* _Written task_
Give back the full material, exactly as it reads.

* _Listing_
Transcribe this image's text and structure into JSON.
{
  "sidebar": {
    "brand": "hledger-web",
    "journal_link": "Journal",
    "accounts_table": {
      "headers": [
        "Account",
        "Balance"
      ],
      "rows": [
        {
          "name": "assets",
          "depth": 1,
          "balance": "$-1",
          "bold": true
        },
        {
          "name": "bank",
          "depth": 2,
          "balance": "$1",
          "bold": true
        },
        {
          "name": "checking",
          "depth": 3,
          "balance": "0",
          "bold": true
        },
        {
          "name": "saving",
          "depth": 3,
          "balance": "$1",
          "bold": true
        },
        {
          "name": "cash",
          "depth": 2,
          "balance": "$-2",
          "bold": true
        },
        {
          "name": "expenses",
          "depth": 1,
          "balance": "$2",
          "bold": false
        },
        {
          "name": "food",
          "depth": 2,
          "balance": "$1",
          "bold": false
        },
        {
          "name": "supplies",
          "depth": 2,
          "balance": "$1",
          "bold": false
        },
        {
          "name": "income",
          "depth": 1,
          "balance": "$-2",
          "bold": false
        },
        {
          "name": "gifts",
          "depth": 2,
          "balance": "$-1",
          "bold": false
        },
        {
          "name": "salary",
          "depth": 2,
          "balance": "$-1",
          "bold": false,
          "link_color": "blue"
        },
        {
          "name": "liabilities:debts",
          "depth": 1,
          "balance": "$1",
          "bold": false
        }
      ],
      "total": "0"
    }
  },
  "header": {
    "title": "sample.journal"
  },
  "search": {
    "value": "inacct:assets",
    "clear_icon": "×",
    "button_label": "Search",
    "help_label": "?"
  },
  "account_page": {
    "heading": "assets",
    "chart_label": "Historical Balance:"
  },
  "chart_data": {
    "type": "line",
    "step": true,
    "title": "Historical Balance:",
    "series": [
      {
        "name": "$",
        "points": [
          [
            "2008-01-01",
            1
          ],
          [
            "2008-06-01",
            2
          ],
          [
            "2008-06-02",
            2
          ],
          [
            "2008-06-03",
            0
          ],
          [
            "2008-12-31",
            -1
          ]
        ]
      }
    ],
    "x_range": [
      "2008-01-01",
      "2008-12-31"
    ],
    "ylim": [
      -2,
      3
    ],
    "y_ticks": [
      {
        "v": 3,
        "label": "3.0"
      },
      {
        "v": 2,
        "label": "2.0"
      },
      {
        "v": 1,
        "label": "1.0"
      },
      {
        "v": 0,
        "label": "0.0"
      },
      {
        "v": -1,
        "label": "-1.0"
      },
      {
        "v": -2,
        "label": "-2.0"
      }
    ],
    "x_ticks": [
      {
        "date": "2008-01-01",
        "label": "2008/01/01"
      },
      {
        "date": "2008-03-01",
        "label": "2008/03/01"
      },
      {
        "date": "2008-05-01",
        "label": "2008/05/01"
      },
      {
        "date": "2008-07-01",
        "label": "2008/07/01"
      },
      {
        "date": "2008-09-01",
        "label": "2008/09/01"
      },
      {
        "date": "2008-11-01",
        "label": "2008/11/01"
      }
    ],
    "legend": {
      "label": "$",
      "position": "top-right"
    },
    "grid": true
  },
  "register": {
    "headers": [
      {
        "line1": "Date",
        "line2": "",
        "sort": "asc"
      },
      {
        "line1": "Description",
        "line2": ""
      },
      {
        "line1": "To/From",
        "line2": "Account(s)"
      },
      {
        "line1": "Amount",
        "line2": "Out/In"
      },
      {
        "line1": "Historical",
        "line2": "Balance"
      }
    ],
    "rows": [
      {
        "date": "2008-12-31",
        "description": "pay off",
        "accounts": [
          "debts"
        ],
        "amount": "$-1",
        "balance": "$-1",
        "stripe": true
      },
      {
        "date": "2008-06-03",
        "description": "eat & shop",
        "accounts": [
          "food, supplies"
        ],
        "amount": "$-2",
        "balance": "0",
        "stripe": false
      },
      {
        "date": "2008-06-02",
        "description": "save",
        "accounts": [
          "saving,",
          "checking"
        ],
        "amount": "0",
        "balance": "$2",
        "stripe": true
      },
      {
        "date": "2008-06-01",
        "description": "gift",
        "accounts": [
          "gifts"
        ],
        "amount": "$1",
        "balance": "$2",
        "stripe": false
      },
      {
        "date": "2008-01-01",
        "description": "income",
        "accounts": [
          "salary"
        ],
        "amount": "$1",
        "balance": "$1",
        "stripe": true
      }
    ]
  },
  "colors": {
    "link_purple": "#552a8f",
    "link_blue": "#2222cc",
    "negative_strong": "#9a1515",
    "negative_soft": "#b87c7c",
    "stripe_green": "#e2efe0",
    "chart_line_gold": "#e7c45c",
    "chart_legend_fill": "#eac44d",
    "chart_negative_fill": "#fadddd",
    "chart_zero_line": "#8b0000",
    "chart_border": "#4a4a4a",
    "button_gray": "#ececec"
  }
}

* _Complete output_
Transcribe this image's text and structure into JSON.
{
  "sidebar": {
    "brand": "hledger-web",
    "journal_link": "Journal",
    "accounts_table": {
      "headers": [
        "Account",
        "Balance"
      ],
      "rows": [
        {
          "name": "assets",
          "depth": 1,
          "balance": "$-1",
          "bold": true
        },
        {
          "name": "bank",
          "depth": 2,
          "balance": "$1",
          "bold": true
        },
        {
          "name": "checking",
          "depth": 3,
          "balance": "0",
          "bold": true
        },
        {
          "name": "saving",
          "depth": 3,
          "balance": "$1",
          "bold": true
        },
        {
          "name": "cash",
          "depth": 2,
          "balance": "$-2",
          "bold": true
        },
        {
          "name": "expenses",
          "depth": 1,
          "balance": "$2",
          "bold": false
        },
        {
          "name": "food",
          "depth": 2,
          "balance": "$1",
          "bold": false
        },
        {
          "name": "supplies",
          "depth": 2,
          "balance": "$1",
          "bold": false
        },
        {
          "name": "income",
          "depth": 1,
          "balance": "$-2",
          "bold": false
        },
        {
          "name": "gifts",
          "depth": 2,
          "balance": "$-1",
          "bold": false
        },
        {
          "name": "salary",
          "depth": 2,
          "balance": "$-1",
          "bold": false,
          "link_color": "blue"
        },
        {
          "name": "liabilities:debts",
          "depth": 1,
          "balance": "$1",
          "bold": false
        }
      ],
      "total": "0"
    }
  },
  "header": {
    "title": "sample.journal"
  },
  "search": {
    "value": "inacct:assets",
    "clear_icon": "×",
    "button_label": "Search",
    "help_label": "?"
  },
  "account_page": {
    "heading": "assets",
    "chart_label": "Historical Balance:"
  },
  "chart_data": {
    "type": "line",
    "step": true,
    "title": "Historical Balance:",
    "series": [
      {
        "name": "$",
        "points": [
          [
            "2008-01-01",
            1
          ],
          [
            "2008-06-01",
            2
          ],
          [
            "2008-06-02",
            2
          ],
          [
            "2008-06-03",
            0
          ],
          [
            "2008-12-31",
            -1
          ]
        ]
      }
    ],
    "x_range": [
      "2008-01-01",
      "2008-12-31"
    ],
    "ylim": [
      -2,
      3
    ],
    "y_ticks": [
      {
        "v": 3,
        "label": "3.0"
      },
      {
        "v": 2,
        "label": "2.0"
      },
      {
        "v": 1,
        "label": "1.0"
      },
      {
        "v": 0,
        "label": "0.0"
      },
      {
        "v": -1,
        "label": "-1.0"
      },
      {
        "v": -2,
        "label": "-2.0"
      }
    ],
    "x_ticks": [
      {
        "date": "2008-01-01",
        "label": "2008/01/01"
      },
      {
        "date": "2008-03-01",
        "label": "2008/03/01"
      },
      {
        "date": "2008-05-01",
        "label": "2008/05/01"
      },
      {
        "date": "2008-07-01",
        "label": "2008/07/01"
      },
      {
        "date": "2008-09-01",
        "label": "2008/09/01"
      },
      {
        "date": "2008-11-01",
        "label": "2008/11/01"
      }
    ],
    "legend": {
      "label": "$",
      "position": "top-right"
    },
    "grid": true
  },
  "register": {
    "headers": [
      {
        "line1": "Date",
        "line2": "",
        "sort": "asc"
      },
      {
        "line1": "Description",
        "line2": ""
      },
      {
        "line1": "To/From",
        "line2": "Account(s)"
      },
      {
        "line1": "Amount",
        "line2": "Out/In"
      },
      {
        "line1": "Historical",
        "line2": "Balance"
      }
    ],
    "rows": [
      {
        "date": "2008-12-31",
        "description": "pay off",
        "accounts": [
          "debts"
        ],
        "amount": "$-1",
        "balance": "$-1",
        "stripe": true
      },
      {
        "date": "2008-06-03",
        "description": "eat & shop",
        "accounts": [
          "food, supplies"
        ],
        "amount": "$-2",
        "balance": "0",
        "stripe": false
      },
      {
        "date": "2008-06-02",
        "description": "save",
        "accounts": [
          "saving,",
          "checking"
        ],
        "amount": "0",
        "balance": "$2",
        "stripe": true
      },
      {
        "date": "2008-06-01",
        "description": "gift",
        "accounts": [
          "gifts"
        ],
        "amount": "$1",
        "balance": "$2",
        "stripe": false
      },
      {
        "date": "2008-01-01",
        "description": "income",
        "accounts": [
          "salary"
        ],
        "amount": "$1",
        "balance": "$1",
        "stripe": true
      }
    ]
  },
  "colors": {
    "link_purple": "#552a8f",
    "link_blue": "#2222cc",
    "negative_strong": "#9a1515",
    "negative_soft": "#b87c7c",
    "stripe_green": "#e2efe0",
    "chart_line_gold": "#e7c45c",
    "chart_legend_fill": "#eac44d",
    "chart_negative_fill": "#fadddd",
    "chart_zero_line": "#8b0000",
    "chart_border": "#4a4a4a",
    "button_gray": "#ececec"
  }
}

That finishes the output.